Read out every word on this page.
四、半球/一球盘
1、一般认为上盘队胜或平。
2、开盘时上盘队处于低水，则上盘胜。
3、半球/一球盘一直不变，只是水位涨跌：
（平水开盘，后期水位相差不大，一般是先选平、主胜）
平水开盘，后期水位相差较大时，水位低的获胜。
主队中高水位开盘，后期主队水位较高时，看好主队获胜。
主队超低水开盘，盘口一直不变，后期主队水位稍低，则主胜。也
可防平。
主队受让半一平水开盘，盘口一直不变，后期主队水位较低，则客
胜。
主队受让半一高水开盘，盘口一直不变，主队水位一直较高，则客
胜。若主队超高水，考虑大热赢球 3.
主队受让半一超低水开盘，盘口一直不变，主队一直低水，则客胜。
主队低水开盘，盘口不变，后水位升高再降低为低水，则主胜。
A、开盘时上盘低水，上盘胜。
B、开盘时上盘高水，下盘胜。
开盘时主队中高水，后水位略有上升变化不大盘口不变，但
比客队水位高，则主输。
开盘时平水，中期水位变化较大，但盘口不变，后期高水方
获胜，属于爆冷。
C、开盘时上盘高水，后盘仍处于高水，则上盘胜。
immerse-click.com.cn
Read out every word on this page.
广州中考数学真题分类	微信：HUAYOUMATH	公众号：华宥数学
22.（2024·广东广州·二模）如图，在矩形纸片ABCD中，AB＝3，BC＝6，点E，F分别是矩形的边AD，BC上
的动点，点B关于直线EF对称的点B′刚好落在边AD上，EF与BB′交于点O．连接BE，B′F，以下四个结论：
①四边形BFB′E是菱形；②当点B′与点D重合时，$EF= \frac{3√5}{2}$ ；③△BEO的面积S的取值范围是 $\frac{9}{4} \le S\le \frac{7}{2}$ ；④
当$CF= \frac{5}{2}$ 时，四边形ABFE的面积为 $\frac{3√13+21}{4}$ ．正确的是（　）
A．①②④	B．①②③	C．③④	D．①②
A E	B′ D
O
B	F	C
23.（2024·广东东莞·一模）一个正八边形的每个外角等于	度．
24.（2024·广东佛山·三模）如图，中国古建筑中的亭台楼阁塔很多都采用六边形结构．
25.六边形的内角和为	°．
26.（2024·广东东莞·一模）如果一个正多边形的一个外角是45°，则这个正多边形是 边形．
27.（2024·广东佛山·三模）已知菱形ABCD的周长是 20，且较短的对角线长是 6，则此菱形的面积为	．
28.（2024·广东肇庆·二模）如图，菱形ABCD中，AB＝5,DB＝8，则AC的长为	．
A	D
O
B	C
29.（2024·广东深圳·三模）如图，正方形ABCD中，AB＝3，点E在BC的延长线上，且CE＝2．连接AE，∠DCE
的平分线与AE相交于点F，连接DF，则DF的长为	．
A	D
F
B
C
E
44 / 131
######
■ **Exercise directions**
Send back every record, precisely as written.

■ **Solution to the exercise**
Read out every word on this page.
四、半球/一球盘
1、一般认为上盘队胜或平。
2、开盘时上盘队处于低水，则上盘胜。
3、半球/一球盘一直不变，只是水位涨跌：
（平水开盘，后期水位相差不大，一般是先选平、主胜）
平水开盘，后期水位相差较大时，水位低的获胜。
主队中高水位开盘，后期主队水位较高时，看好主队获胜。
主队超低水开盘，盘口一直不变，后期主队水位稍低，则主胜。也
可防平。
主队受让半一平水开盘，盘口一直不变，后期主队水位较低，则客
胜。
主队受让半一高水开盘，盘口一直不变，主队水位一直较高，则客
胜。若主队超高水，考虑大热赢球 3.
主队受让半一超低水开盘，盘口一直不变，主队一直低水，则客胜。
主队低水开盘，盘口不变，后水位升高再降低为低水，则主胜。
A、开盘时上盘低水，上盘胜。
B、开盘时上盘高水，下盘胜。
开盘时主队中高水，后水位略有上升变化不大盘口不变，但
比客队水位高，则主输。
开盘时平水，中期水位变化较大，但盘口不变，后期高水方
获胜，属于爆冷。
C、开盘时上盘高水，后盘仍处于高水，则上盘胜。
immerse-click.com.cn
Read out every word on this page.
广州中考数学真题分类	微信：HUAYOUMATH	公众号：华宥数学
22.（2024·广东广州·二模）如图，在矩形纸片ABCD中，AB＝3，BC＝6，点E，F分别是矩形的边AD，BC上
的动点，点B关于直线EF对称的点B′刚好落在边AD上，EF与BB′交于点O．连接BE，B′F，以下四个结论：
①四边形BFB′E是菱形；②当点B′与点D重合时，$EF= \frac{3√5}{2}$ ；③△BEO的面积S的取值范围是 $\frac{9}{4} \le S\le \frac{7}{2}$ ；④
当$CF= \frac{5}{2}$ 时，四边形ABFE的面积为 $\frac{3√13+21}{4}$ ．正确的是（　）
A．①②④	B．①②③	C．③④	D．①②
A E	B′ D
O
B	F	C
23.（2024·广东东莞·一模）一个正八边形的每个外角等于	度．
24.（2024·广东佛山·三模）如图，中国古建筑中的亭台楼阁塔很多都采用六边形结构．
25.六边形的内角和为	°．
26.（2024·广东东莞·一模）如果一个正多边形的一个外角是45°，则这个正多边形是 边形．
27.（2024·广东佛山·三模）已知菱形ABCD的周长是 20，且较短的对角线长是 6，则此菱形的面积为	．
28.（2024·广东肇庆·二模）如图，菱形ABCD中，AB＝5,DB＝8，则AC的长为	．
A	D
O
B	C
29.（2024·广东深圳·三模）如图，正方形ABCD中，AB＝3，点E在BC的延长线上，且CE＝2．连接AE，∠DCE
的平分线与AE相交于点F，连接DF，则DF的长为	．
A	D
F
B
C
E
44 / 131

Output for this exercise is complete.